═════ MATERIAL PROVIDED
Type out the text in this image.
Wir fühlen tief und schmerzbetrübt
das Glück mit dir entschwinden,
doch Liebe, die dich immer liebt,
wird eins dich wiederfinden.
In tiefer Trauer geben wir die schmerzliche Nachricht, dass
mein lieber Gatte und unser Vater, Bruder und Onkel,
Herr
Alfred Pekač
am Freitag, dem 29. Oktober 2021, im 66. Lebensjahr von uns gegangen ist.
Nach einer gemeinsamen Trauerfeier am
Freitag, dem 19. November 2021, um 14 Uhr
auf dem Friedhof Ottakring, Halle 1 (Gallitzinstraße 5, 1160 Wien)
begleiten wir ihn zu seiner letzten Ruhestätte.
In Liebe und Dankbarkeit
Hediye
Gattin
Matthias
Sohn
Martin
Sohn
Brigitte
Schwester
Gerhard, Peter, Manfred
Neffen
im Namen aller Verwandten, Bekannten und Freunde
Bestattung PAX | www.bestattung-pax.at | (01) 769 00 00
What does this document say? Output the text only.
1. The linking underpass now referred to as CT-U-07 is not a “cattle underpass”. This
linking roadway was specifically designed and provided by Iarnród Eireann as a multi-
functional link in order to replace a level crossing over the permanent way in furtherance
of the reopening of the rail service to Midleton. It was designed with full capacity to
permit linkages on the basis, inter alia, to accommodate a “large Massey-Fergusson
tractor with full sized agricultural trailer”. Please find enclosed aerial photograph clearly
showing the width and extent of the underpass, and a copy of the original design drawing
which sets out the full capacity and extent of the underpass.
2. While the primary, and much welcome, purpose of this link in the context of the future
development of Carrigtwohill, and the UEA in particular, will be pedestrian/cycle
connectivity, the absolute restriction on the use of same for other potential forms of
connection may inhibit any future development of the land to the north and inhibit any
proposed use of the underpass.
══════════
● EXERCISE DETAILS
Gather all lines from the records above in which "designed" appears.

● OUTPUT FOR THIS EXERCISE
linking roadway was specifically designed and provided by Iarnród Eireann as a multi-
of the reopening of the rail service to Midleton. It was designed with full capacity to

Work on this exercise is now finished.